#### [Entries supplied]
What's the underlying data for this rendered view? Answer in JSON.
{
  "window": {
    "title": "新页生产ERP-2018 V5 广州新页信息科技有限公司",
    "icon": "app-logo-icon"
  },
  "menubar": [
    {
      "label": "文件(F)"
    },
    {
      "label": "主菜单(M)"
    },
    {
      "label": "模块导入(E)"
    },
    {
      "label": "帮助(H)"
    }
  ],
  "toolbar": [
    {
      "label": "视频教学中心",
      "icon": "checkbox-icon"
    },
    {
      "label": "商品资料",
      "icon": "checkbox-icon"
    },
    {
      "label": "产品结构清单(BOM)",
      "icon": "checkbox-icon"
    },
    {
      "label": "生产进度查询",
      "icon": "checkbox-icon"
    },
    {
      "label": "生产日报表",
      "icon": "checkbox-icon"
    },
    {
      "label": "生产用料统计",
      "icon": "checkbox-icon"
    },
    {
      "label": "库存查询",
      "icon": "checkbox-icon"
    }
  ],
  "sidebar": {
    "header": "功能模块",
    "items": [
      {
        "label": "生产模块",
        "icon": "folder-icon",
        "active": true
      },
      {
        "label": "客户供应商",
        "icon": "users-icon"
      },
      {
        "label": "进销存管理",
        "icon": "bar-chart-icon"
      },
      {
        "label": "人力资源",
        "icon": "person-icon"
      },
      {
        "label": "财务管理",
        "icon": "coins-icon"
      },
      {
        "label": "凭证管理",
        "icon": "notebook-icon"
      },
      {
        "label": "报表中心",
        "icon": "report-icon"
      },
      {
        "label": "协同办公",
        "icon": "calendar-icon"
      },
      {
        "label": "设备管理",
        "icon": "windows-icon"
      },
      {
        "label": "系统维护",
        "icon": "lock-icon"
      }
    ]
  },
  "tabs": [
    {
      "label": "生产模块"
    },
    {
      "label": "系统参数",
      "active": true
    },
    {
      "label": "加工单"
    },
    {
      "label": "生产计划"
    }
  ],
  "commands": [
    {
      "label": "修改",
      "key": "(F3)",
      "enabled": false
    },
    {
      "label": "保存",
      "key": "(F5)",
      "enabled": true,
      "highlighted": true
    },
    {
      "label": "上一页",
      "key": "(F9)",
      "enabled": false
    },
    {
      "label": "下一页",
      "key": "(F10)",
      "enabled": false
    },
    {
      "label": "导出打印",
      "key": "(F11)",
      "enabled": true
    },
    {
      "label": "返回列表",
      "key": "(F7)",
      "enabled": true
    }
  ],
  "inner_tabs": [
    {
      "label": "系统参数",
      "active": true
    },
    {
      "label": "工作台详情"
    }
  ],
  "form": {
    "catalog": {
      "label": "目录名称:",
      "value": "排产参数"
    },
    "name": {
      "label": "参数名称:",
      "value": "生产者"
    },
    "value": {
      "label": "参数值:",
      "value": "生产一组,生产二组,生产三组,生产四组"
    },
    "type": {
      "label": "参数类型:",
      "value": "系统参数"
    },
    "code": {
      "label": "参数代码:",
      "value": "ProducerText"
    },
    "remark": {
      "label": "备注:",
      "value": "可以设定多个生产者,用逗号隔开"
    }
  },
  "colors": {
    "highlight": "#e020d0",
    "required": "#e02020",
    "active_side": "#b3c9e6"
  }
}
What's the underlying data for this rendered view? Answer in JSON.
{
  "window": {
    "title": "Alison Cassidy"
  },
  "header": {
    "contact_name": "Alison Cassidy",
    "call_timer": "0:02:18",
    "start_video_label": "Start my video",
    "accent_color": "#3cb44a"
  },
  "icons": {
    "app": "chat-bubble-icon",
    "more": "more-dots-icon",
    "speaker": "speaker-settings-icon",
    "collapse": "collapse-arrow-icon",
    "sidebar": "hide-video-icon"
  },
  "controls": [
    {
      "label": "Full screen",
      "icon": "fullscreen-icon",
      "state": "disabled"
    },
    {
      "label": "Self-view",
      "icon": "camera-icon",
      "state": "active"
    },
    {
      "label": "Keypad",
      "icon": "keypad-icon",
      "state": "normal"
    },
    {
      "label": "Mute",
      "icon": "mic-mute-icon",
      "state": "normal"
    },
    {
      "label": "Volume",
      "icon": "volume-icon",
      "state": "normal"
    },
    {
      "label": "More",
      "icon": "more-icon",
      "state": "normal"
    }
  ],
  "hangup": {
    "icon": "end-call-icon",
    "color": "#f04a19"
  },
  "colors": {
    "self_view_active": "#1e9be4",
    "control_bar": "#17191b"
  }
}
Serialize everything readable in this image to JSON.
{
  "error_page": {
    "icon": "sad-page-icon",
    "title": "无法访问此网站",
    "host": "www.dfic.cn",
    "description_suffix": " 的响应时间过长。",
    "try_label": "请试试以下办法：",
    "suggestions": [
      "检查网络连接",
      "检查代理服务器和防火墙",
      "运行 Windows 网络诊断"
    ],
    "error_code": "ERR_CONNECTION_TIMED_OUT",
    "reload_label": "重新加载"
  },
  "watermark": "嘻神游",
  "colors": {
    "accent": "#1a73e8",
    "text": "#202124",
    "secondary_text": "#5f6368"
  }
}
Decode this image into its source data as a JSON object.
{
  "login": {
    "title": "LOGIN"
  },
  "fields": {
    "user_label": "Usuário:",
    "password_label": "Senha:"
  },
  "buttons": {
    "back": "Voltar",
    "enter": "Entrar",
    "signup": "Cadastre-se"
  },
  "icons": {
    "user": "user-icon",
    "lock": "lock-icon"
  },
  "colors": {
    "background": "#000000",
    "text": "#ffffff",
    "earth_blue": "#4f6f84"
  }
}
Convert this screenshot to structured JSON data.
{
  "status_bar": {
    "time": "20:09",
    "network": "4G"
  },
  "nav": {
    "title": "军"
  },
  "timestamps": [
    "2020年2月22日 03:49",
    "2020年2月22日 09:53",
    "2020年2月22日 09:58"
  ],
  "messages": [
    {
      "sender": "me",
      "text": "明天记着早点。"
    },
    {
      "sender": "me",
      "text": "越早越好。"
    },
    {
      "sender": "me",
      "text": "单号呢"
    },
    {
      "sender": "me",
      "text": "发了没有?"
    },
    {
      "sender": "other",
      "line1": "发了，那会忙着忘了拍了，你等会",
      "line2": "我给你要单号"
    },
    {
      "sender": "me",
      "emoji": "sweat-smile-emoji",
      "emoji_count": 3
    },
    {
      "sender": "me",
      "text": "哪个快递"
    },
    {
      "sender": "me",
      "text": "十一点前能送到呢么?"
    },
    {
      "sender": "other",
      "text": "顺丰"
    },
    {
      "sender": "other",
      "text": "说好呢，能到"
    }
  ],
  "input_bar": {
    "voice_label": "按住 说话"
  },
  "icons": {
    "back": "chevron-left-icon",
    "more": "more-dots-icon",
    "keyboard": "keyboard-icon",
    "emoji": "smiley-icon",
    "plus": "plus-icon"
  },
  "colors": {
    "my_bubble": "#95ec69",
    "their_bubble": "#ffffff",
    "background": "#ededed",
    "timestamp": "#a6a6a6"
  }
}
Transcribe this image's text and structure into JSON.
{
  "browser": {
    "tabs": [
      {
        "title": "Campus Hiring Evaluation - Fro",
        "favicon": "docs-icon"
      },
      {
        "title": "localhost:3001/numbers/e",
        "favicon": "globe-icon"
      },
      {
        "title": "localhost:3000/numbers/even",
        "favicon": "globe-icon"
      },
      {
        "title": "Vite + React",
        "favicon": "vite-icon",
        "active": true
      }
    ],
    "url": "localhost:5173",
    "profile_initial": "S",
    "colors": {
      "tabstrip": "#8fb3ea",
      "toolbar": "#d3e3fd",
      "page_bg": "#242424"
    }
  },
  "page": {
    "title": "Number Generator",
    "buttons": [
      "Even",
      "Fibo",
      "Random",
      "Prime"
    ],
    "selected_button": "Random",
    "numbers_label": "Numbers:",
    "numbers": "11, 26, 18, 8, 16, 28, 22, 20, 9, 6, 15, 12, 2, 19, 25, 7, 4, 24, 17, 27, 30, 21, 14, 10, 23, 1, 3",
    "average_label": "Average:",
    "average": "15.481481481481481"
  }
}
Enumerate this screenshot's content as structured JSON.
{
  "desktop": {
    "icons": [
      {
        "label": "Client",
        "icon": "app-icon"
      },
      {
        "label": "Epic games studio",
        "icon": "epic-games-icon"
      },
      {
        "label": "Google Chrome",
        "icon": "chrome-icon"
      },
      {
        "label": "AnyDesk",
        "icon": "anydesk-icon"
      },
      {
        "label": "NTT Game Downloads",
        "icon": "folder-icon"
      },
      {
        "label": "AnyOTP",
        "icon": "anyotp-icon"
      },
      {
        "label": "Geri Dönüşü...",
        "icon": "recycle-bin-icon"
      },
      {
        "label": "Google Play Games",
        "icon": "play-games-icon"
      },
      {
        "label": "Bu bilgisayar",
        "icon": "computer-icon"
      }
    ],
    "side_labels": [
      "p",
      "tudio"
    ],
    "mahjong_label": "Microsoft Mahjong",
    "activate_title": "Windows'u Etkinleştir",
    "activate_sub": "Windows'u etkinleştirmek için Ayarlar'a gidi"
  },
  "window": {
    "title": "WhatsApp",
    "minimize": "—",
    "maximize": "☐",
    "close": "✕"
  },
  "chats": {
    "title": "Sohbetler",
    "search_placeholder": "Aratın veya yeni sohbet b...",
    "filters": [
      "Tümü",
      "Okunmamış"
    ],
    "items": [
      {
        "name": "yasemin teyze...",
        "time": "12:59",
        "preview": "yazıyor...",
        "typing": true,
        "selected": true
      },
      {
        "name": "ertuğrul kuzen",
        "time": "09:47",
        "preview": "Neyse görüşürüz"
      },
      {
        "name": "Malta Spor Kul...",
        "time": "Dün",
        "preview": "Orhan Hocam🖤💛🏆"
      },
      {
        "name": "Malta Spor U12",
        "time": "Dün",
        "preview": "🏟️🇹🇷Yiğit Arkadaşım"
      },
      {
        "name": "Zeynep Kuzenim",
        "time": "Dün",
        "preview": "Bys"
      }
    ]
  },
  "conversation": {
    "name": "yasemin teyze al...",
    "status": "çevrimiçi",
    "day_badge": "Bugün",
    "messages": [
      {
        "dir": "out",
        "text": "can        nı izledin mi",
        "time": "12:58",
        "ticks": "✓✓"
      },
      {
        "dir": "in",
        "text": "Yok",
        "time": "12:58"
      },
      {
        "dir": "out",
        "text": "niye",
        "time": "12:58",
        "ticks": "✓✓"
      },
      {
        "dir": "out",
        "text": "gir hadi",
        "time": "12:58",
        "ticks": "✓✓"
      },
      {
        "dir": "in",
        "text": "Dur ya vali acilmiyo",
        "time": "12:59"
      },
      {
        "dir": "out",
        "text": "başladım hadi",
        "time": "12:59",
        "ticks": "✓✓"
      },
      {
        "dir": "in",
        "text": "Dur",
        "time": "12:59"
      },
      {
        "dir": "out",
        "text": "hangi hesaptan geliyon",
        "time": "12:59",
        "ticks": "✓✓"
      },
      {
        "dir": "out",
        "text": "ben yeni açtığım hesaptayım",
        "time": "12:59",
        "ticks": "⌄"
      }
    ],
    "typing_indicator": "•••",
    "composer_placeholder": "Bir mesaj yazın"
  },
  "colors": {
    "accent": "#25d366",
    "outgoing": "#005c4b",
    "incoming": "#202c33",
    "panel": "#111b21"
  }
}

#### [Given problem]
Each line in the listing above that contains "this" should be copied.

#### [The response]
What's the underlying data for this rendered view? Answer in JSON.
What's the underlying data for this rendered view? Answer in JSON.
Serialize everything readable in this image to JSON.
Decode this image into its source data as a JSON object.
Convert this screenshot to structured JSON data.
Transcribe this image's text and structure into JSON.
Enumerate this screenshot's content as structured JSON.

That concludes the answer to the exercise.